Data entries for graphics
* Start *

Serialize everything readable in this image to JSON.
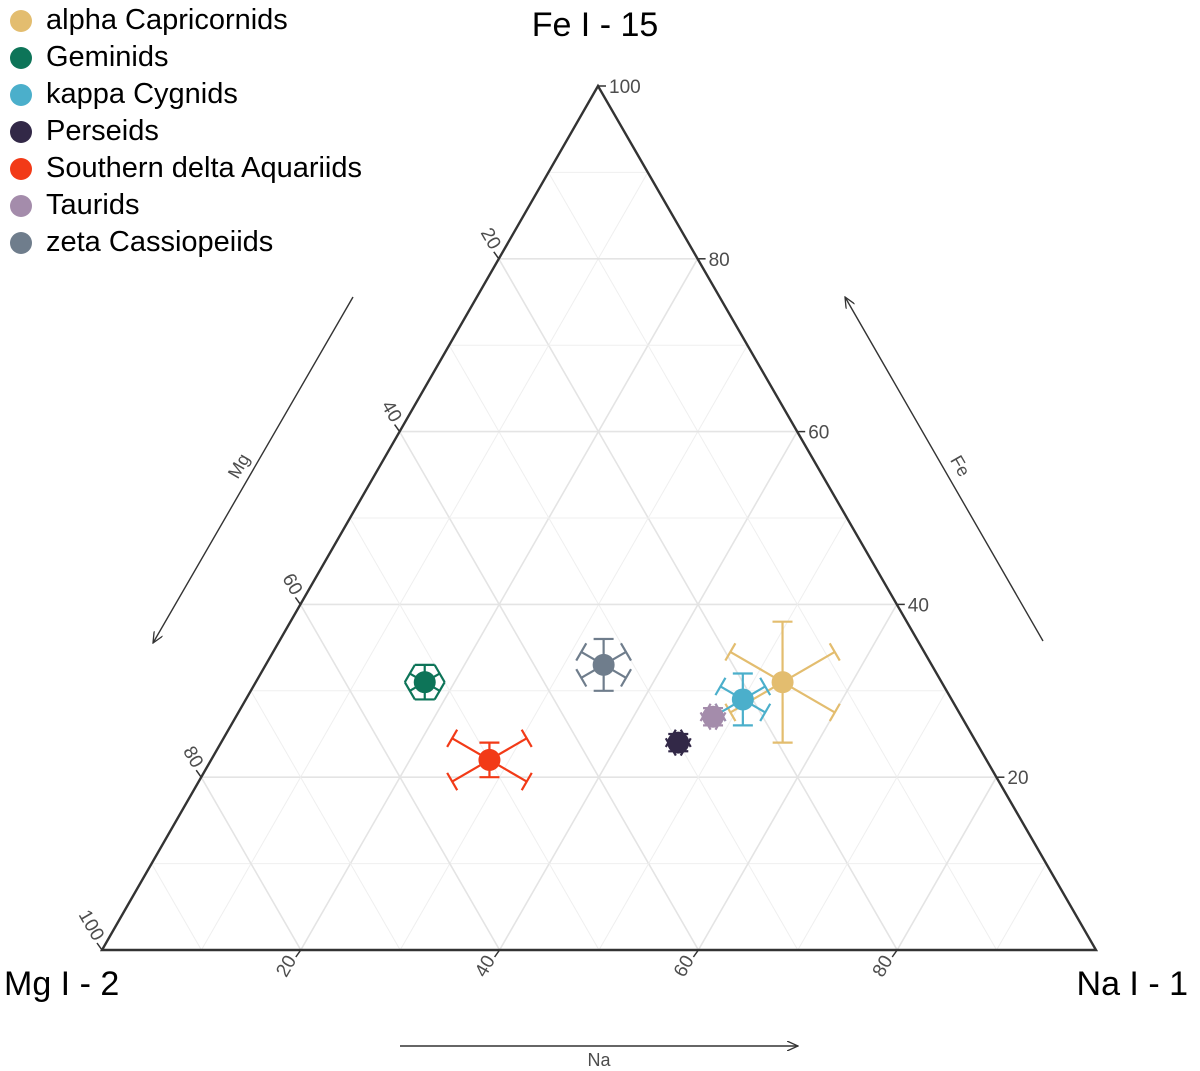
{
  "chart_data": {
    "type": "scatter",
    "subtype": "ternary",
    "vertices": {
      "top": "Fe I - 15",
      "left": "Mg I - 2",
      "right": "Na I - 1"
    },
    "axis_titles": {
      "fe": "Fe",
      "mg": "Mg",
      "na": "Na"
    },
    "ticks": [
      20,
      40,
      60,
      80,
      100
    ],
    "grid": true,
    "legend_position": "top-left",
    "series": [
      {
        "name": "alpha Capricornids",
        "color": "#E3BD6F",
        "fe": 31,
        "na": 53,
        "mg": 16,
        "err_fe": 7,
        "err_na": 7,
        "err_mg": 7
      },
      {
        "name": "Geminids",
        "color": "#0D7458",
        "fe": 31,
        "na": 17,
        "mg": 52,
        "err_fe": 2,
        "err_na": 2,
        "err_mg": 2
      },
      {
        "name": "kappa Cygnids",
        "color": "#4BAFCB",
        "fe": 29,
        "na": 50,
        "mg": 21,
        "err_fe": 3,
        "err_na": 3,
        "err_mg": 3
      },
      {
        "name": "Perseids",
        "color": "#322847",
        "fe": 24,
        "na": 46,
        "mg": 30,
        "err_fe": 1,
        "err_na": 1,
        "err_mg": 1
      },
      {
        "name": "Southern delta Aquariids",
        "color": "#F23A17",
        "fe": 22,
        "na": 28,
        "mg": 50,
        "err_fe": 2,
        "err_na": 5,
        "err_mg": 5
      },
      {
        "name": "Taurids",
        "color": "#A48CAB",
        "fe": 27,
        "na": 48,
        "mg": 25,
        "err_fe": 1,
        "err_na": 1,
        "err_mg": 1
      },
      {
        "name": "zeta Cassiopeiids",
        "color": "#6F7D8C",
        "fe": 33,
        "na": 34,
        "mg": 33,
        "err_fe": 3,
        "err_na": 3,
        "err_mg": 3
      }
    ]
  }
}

* End *

## PROBLEM REQUIREMENTS
The records shown above are to be repeated exactly, with the pictures left out.

## RESULT FOR THIS EXERCISE
Serialize everything readable in this image to JSON.
{
  "chart_data": {
    "type": "scatter",
    "subtype": "ternary",
    "vertices": {
      "top": "Fe I - 15",
      "left": "Mg I - 2",
      "right": "Na I - 1"
    },
    "axis_titles": {
      "fe": "Fe",
      "mg": "Mg",
      "na": "Na"
    },
    "ticks": [
      20,
      40,
      60,
      80,
      100
    ],
    "grid": true,
    "legend_position": "top-left",
    "series": [
      {
        "name": "alpha Capricornids",
        "color": "#E3BD6F",
        "fe": 31,
        "na": 53,
        "mg": 16,
        "err_fe": 7,
        "err_na": 7,
        "err_mg": 7
      },
      {
        "name": "Geminids",
        "color": "#0D7458",
        "fe": 31,
        "na": 17,
        "mg": 52,
        "err_fe": 2,
        "err_na": 2,
        "err_mg": 2
      },
      {
        "name": "kappa Cygnids",
        "color": "#4BAFCB",
        "fe": 29,
        "na": 50,
        "mg": 21,
        "err_fe": 3,
        "err_na": 3,
        "err_mg": 3
      },
      {
        "name": "Perseids",
        "color": "#322847",
        "fe": 24,
        "na": 46,
        "mg": 30,
        "err_fe": 1,
        "err_na": 1,
        "err_mg": 1
      },
      {
        "name": "Southern delta Aquariids",
        "color": "#F23A17",
        "fe": 22,
        "na": 28,
        "mg": 50,
        "err_fe": 2,
        "err_na": 5,
        "err_mg": 5
      },
      {
        "name": "Taurids",
        "color": "#A48CAB",
        "fe": 27,
        "na": 48,
        "mg": 25,
        "err_fe": 1,
        "err_na": 1,
        "err_mg": 1
      },
      {
        "name": "zeta Cassiopeiids",
        "color": "#6F7D8C",
        "fe": 33,
        "na": 34,
        "mg": 33,
        "err_fe": 3,
        "err_na": 3,
        "err_mg": 3
      }
    ]
  }
}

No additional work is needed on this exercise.